**EXERCISE REQUIREMENTS**
Quote all lines below exactly. Images stay out.

* Begin RECORD EXTRACTS *

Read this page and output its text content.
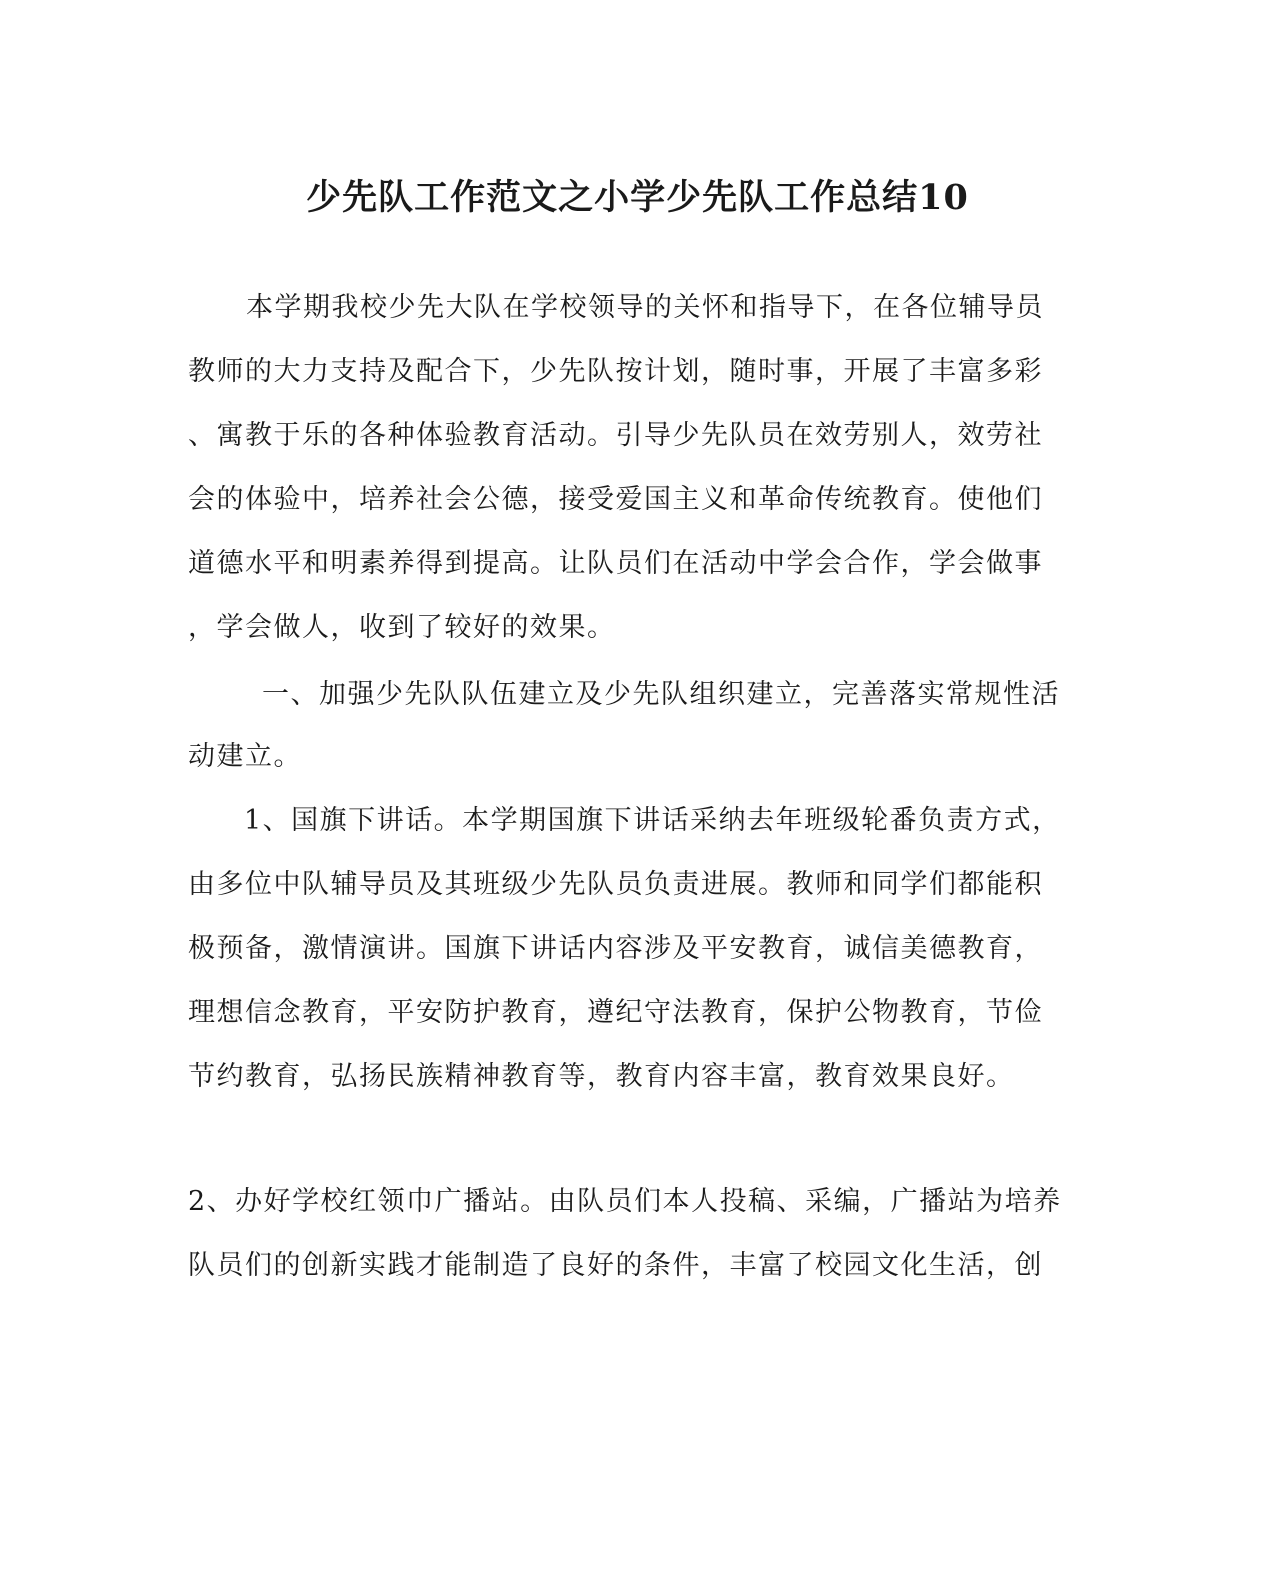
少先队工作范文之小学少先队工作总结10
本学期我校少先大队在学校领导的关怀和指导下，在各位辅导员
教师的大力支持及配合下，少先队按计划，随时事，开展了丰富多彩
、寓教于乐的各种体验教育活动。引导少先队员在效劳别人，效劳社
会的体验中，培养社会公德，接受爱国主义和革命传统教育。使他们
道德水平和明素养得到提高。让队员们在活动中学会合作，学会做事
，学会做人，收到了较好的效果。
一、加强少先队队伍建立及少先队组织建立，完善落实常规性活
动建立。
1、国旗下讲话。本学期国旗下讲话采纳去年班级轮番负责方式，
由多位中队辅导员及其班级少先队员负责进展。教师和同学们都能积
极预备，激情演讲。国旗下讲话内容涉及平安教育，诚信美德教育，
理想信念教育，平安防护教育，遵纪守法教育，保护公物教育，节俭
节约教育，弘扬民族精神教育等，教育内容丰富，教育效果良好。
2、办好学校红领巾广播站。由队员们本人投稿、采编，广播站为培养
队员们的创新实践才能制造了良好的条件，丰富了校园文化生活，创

* End RECORD EXTRACTS *

**TASK SOLUTION**
Read this page and output its text content.
少先队工作范文之小学少先队工作总结10
本学期我校少先大队在学校领导的关怀和指导下，在各位辅导员
教师的大力支持及配合下，少先队按计划，随时事，开展了丰富多彩
、寓教于乐的各种体验教育活动。引导少先队员在效劳别人，效劳社
会的体验中，培养社会公德，接受爱国主义和革命传统教育。使他们
道德水平和明素养得到提高。让队员们在活动中学会合作，学会做事
，学会做人，收到了较好的效果。
一、加强少先队队伍建立及少先队组织建立，完善落实常规性活
动建立。
1、国旗下讲话。本学期国旗下讲话采纳去年班级轮番负责方式，
由多位中队辅导员及其班级少先队员负责进展。教师和同学们都能积
极预备，激情演讲。国旗下讲话内容涉及平安教育，诚信美德教育，
理想信念教育，平安防护教育，遵纪守法教育，保护公物教育，节俭
节约教育，弘扬民族精神教育等，教育内容丰富，教育效果良好。
2、办好学校红领巾广播站。由队员们本人投稿、采编，广播站为培养
队员们的创新实践才能制造了良好的条件，丰富了校园文化生活，创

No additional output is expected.